What is needed:
How many lines in the listing below include the word "color"? Reply with the count alone.

Records to use:
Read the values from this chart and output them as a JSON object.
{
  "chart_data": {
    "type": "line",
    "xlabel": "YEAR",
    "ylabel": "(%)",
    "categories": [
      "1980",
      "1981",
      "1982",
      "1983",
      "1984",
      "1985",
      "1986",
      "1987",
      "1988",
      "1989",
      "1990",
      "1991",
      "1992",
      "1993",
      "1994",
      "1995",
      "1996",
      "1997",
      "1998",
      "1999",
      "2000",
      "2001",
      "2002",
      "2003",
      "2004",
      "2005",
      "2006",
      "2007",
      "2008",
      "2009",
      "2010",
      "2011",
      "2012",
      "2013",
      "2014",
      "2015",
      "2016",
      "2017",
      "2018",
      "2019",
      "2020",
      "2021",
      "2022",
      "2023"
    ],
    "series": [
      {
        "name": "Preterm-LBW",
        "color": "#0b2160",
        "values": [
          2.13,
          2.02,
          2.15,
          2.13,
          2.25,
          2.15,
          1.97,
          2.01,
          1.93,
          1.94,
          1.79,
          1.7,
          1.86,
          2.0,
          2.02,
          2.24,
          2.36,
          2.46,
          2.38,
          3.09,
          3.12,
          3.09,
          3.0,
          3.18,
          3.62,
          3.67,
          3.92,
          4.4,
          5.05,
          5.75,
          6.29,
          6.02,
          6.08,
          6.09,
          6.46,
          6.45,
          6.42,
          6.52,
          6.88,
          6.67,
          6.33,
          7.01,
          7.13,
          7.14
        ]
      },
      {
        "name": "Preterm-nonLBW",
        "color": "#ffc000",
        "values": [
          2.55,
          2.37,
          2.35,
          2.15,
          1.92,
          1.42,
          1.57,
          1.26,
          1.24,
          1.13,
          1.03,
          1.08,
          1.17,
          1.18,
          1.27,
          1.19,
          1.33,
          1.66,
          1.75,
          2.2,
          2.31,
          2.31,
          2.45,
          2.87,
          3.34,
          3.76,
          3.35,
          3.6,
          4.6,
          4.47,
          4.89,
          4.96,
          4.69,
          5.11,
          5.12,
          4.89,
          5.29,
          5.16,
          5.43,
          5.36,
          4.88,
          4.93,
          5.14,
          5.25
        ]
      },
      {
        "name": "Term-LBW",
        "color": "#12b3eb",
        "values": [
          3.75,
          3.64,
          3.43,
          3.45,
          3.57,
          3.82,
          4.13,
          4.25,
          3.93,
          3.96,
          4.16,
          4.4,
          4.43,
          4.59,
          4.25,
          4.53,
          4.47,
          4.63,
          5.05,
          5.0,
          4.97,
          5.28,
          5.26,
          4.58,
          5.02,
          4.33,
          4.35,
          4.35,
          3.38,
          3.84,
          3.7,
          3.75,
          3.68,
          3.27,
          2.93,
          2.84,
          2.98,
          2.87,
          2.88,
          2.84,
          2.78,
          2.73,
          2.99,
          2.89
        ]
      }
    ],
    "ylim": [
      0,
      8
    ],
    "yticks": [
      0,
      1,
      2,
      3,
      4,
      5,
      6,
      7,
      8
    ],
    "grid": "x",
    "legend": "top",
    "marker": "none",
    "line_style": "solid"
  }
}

Output:
3